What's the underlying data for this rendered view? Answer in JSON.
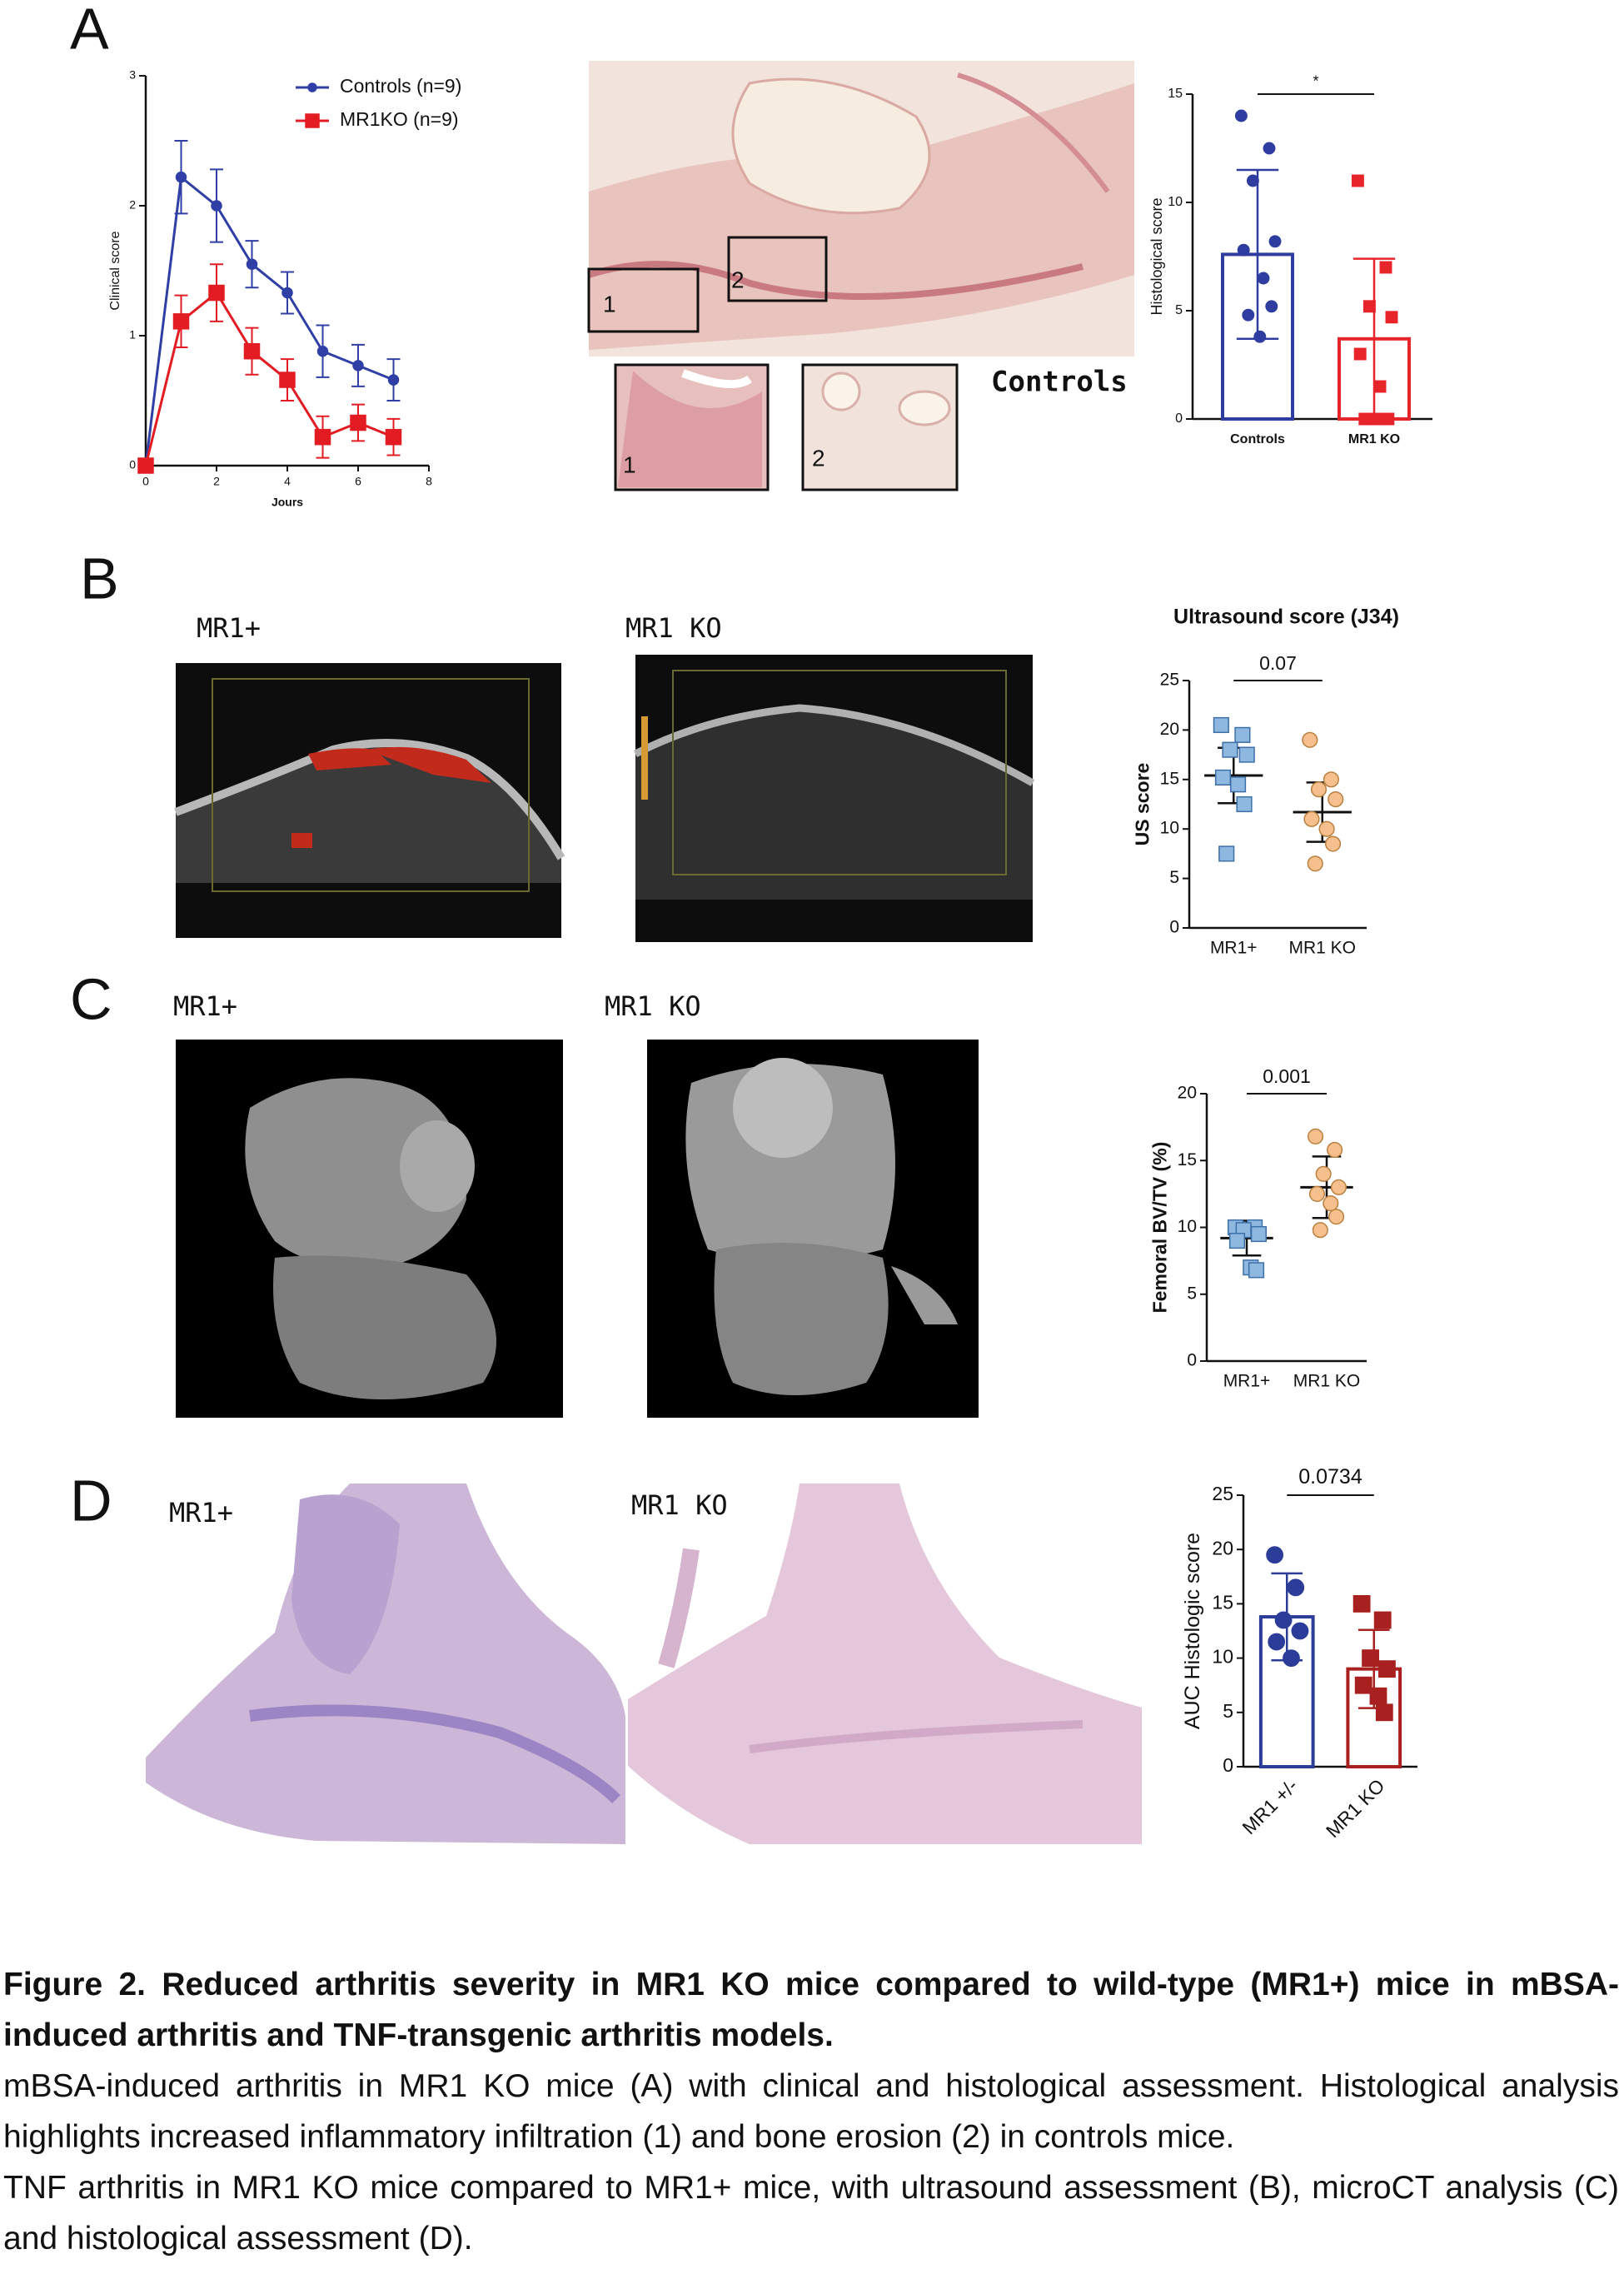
{
  "panels": [
    "A",
    "B",
    "C",
    "D"
  ],
  "panel_a": {
    "region_labels": [
      "1",
      "2",
      "1",
      "2"
    ],
    "image_label": "Controls"
  },
  "panel_b": {
    "image_labels": [
      "MR1+",
      "MR1 KO"
    ]
  },
  "panel_c": {
    "image_labels": [
      "MR1+",
      "MR1 KO"
    ]
  },
  "panel_d": {
    "image_labels": [
      "MR1+",
      "MR1 KO"
    ]
  },
  "chart_data": [
    {
      "type": "line",
      "x": [
        0,
        1,
        2,
        3,
        4,
        5,
        6,
        7
      ],
      "series": [
        {
          "name": "Controls (n=9)",
          "color": "#2f3fa6",
          "marker": "circle",
          "values": [
            0,
            2.22,
            2.0,
            1.55,
            1.33,
            0.88,
            0.77,
            0.66
          ],
          "errors": [
            0,
            0.28,
            0.28,
            0.18,
            0.16,
            0.2,
            0.16,
            0.16
          ]
        },
        {
          "name": "MR1KO (n=9)",
          "color": "#e31c23",
          "marker": "square",
          "values": [
            0,
            1.11,
            1.33,
            0.88,
            0.66,
            0.22,
            0.33,
            0.22
          ],
          "errors": [
            0,
            0.2,
            0.22,
            0.18,
            0.16,
            0.16,
            0.14,
            0.14
          ]
        }
      ],
      "xlim": [
        0,
        8
      ],
      "xticks": [
        0,
        2,
        4,
        6,
        8
      ],
      "ylim": [
        0,
        3
      ],
      "yticks": [
        0,
        1,
        2,
        3
      ],
      "xlabel": "Jours",
      "ylabel": "Clinical score"
    },
    {
      "type": "bar",
      "categories": [
        "Controls",
        "MR1 KO"
      ],
      "values": [
        7.6,
        3.7
      ],
      "errors": [
        3.9,
        3.7
      ],
      "points": [
        [
          14,
          12.5,
          11,
          8.2,
          7.8,
          6.5,
          5.2,
          4.8,
          3.8
        ],
        [
          11,
          7,
          5.2,
          4.7,
          3,
          1.5,
          0,
          0,
          0
        ]
      ],
      "colors": [
        "#2e3d9f",
        "#e8242b"
      ],
      "markers": [
        "circle",
        "square"
      ],
      "ylim": [
        0,
        15
      ],
      "yticks": [
        0,
        5,
        10,
        15
      ],
      "ylabel": "Histological score",
      "annotation": "*"
    },
    {
      "type": "dot",
      "title": "Ultrasound score (J34)",
      "categories": [
        "MR1+",
        "MR1 KO"
      ],
      "values": [
        15.4,
        11.7
      ],
      "errors": [
        2.8,
        3.0
      ],
      "points": [
        [
          20.5,
          19.5,
          18,
          17.5,
          15.2,
          14.5,
          12.5,
          7.5
        ],
        [
          19,
          15,
          14,
          13,
          11,
          10,
          8.5,
          6.5
        ]
      ],
      "colors": [
        "#8fb8e0",
        "#f6c08e"
      ],
      "edge_colors": [
        "#3d6fa8",
        "#b9803f"
      ],
      "markers": [
        "square",
        "circle"
      ],
      "ylim": [
        0,
        25
      ],
      "yticks": [
        0,
        5,
        10,
        15,
        20,
        25
      ],
      "ylabel": "US score",
      "annotation": "0.07"
    },
    {
      "type": "dot",
      "categories": [
        "MR1+",
        "MR1 KO"
      ],
      "values": [
        9.2,
        13.0
      ],
      "errors": [
        1.3,
        2.3
      ],
      "points": [
        [
          10,
          10,
          9.8,
          9.5,
          9,
          7,
          6.8
        ],
        [
          16.8,
          15.8,
          14,
          13,
          12.5,
          11.8,
          10.8,
          9.8
        ]
      ],
      "colors": [
        "#8fb8e0",
        "#f6c08e"
      ],
      "edge_colors": [
        "#3d6fa8",
        "#b9803f"
      ],
      "markers": [
        "square",
        "circle"
      ],
      "ylim": [
        0,
        20
      ],
      "yticks": [
        0,
        5,
        10,
        15,
        20
      ],
      "ylabel": "Femoral BV/TV (%)",
      "annotation": "0.001"
    },
    {
      "type": "bar",
      "categories": [
        "MR1 +/-",
        "MR1 KO"
      ],
      "values": [
        13.8,
        9.0
      ],
      "errors": [
        4.0,
        3.6
      ],
      "points": [
        [
          19.5,
          16.5,
          13.5,
          12.5,
          11.5,
          10
        ],
        [
          15,
          13.5,
          10,
          9,
          7.5,
          6.5,
          5
        ]
      ],
      "colors": [
        "#2c3c99",
        "#a8201f"
      ],
      "markers": [
        "circle",
        "square"
      ],
      "ylim": [
        0,
        25
      ],
      "yticks": [
        0,
        5,
        10,
        15,
        20,
        25
      ],
      "ylabel": "AUC Histologic score",
      "annotation": "0.0734"
    }
  ],
  "caption": {
    "title": "Figure 2. Reduced arthritis severity in MR1 KO mice compared to wild-type (MR1+) mice in mBSA-induced arthritis and TNF-transgenic arthritis models.",
    "body": [
      "mBSA-induced arthritis in MR1 KO mice (A) with clinical and histological assessment. Histological analysis highlights increased inflammatory infiltration (1) and bone erosion (2) in controls mice.",
      "TNF arthritis in MR1 KO mice compared to MR1+ mice, with ultrasound assessment (B), microCT analysis (C) and histological assessment (D)."
    ]
  }
}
============
**What you are asked to do**.
Find the word "score" in the entries above and gather every line that holds it.

**Task result**.
      "ylabel": "Clinical score"
      "ylabel": "Histological score",
      "title": "Ultrasound score (J34)",
      "ylabel": "US score",
      "ylabel": "AUC Histologic score",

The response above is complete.